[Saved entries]
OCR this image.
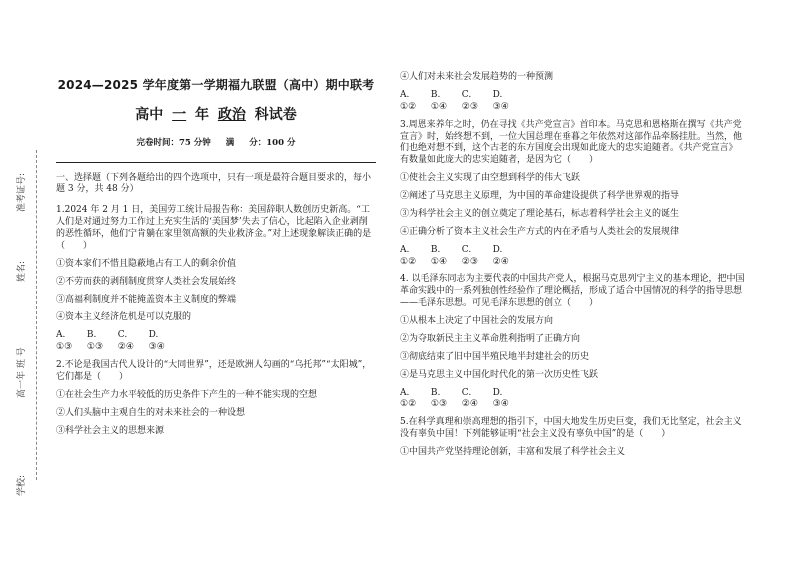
准考证号:
姓名:
高一年 班 号
学校:
2024—2025 学年度第一学期福九联盟（高中）期中联考
高中 一 年 政治 科试卷
完卷时间：75 分钟 满 分：100 分

一、选择题（下列各题给出的四个选项中，只有一项是最符合题目要求的，每小题 3 分，共 48 分）

1.2024 年 2 月 1 日，美国劳工统计局报告称：美国辞职人数创历史新高。“工人们是对通过努力工作过上充实生活的‘美国梦’失去了信心，比起陷入企业剥削的恶性循环，他们宁肯躺在家里领高额的失业救济金。”对上述现象解读正确的是（　　）

①资本家们不惜且隐蔽地占有工人的剩余价值

②不劳而获的剥削制度贯穿人类社会发展始终

③高福利制度并不能掩盖资本主义制度的弊端

④资本主义经济危机是可以克服的

A. ①③ B. ①③ C. ②④ D. ③④

2.不论是我国古代人设计的“大同世界”，还是欧洲人勾画的“乌托邦”“太阳城”，它们都是（　　）

①在社会生产力水平较低的历史条件下产生的一种不能实现的空想

②人们头脑中主观自生的对未来社会的一种设想

③科学社会主义的思想来源

④人们对未来社会发展趋势的一种预测

A. ①② B. ①④ C. ②③ D. ③④

3.周恩来养年之时，仍在寻找《共产党宣言》首印本。马克思和恩格斯在撰写《共产党宣言》时，始终想不到，一位大国总理在垂暮之年依然对这部作品牵肠挂肚。当然，他们也绝对想不到，这个古老的东方国度会出现如此庞大的忠实追随者。《共产党宣言》有数量如此庞大的忠实追随者，是因为它（　　）

①使社会主义实现了由空想到科学的伟大飞跃

②阐述了马克思主义原理，为中国的革命建设提供了科学世界观的指导

③为科学社会主义的创立奠定了理论基石，标志着科学社会主义的诞生

④正确分析了资本主义社会生产方式的内在矛盾与人类社会的发展规律

A. ①② B. ①④ C. ②③ D. ②④

4. 以毛泽东同志为主要代表的中国共产党人，根据马克思列宁主义的基本理论，把中国革命实践中的一系列独创性经验作了理论概括，形成了适合中国情况的科学的指导思想——毛泽东思想。可见毛泽东思想的创立（　　）

①从根本上决定了中国社会的发展方向

②为夺取新民主主义革命胜利指明了正确方向

③彻底结束了旧中国半殖民地半封建社会的历史

④是马克思主义中国化时代化的第一次历史性飞跃

A. ①② B. ①③ C. ②④ D. ③④

5.在科学真理和崇高理想的指引下，中国大地发生历史巨变，我们无比坚定，社会主义没有辜负中国！下列能够证明“社会主义没有辜负中国”的是（　　）

①中国共产党坚持理论创新，丰富和发展了科学社会主义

- Exercise aim: Leave the pictures out and output the rest of the listing exactly.

- Answer for the task:
OCR this image.
准考证号:
姓名:
高一年 班 号
学校:
2024—2025 学年度第一学期福九联盟（高中）期中联考
高中 一 年 政治 科试卷
完卷时间：75 分钟 满 分：100 分

一、选择题（下列各题给出的四个选项中，只有一项是最符合题目要求的，每小题 3 分，共 48 分）

1.2024 年 2 月 1 日，美国劳工统计局报告称：美国辞职人数创历史新高。“工人们是对通过努力工作过上充实生活的‘美国梦’失去了信心，比起陷入企业剥削的恶性循环，他们宁肯躺在家里领高额的失业救济金。”对上述现象解读正确的是（　　）

①资本家们不惜且隐蔽地占有工人的剩余价值

②不劳而获的剥削制度贯穿人类社会发展始终

③高福利制度并不能掩盖资本主义制度的弊端

④资本主义经济危机是可以克服的

A. ①③ B. ①③ C. ②④ D. ③④

2.不论是我国古代人设计的“大同世界”，还是欧洲人勾画的“乌托邦”“太阳城”，它们都是（　　）

①在社会生产力水平较低的历史条件下产生的一种不能实现的空想

②人们头脑中主观自生的对未来社会的一种设想

③科学社会主义的思想来源

④人们对未来社会发展趋势的一种预测

A. ①② B. ①④ C. ②③ D. ③④

3.周恩来养年之时，仍在寻找《共产党宣言》首印本。马克思和恩格斯在撰写《共产党宣言》时，始终想不到，一位大国总理在垂暮之年依然对这部作品牵肠挂肚。当然，他们也绝对想不到，这个古老的东方国度会出现如此庞大的忠实追随者。《共产党宣言》有数量如此庞大的忠实追随者，是因为它（　　）

①使社会主义实现了由空想到科学的伟大飞跃

②阐述了马克思主义原理，为中国的革命建设提供了科学世界观的指导

③为科学社会主义的创立奠定了理论基石，标志着科学社会主义的诞生

④正确分析了资本主义社会生产方式的内在矛盾与人类社会的发展规律

A. ①② B. ①④ C. ②③ D. ②④

4. 以毛泽东同志为主要代表的中国共产党人，根据马克思列宁主义的基本理论，把中国革命实践中的一系列独创性经验作了理论概括，形成了适合中国情况的科学的指导思想——毛泽东思想。可见毛泽东思想的创立（　　）

①从根本上决定了中国社会的发展方向

②为夺取新民主主义革命胜利指明了正确方向

③彻底结束了旧中国半殖民地半封建社会的历史

④是马克思主义中国化时代化的第一次历史性飞跃

A. ①② B. ①③ C. ②④ D. ③④

5.在科学真理和崇高理想的指引下，中国大地发生历史巨变，我们无比坚定，社会主义没有辜负中国！下列能够证明“社会主义没有辜负中国”的是（　　）

①中国共产党坚持理论创新，丰富和发展了科学社会主义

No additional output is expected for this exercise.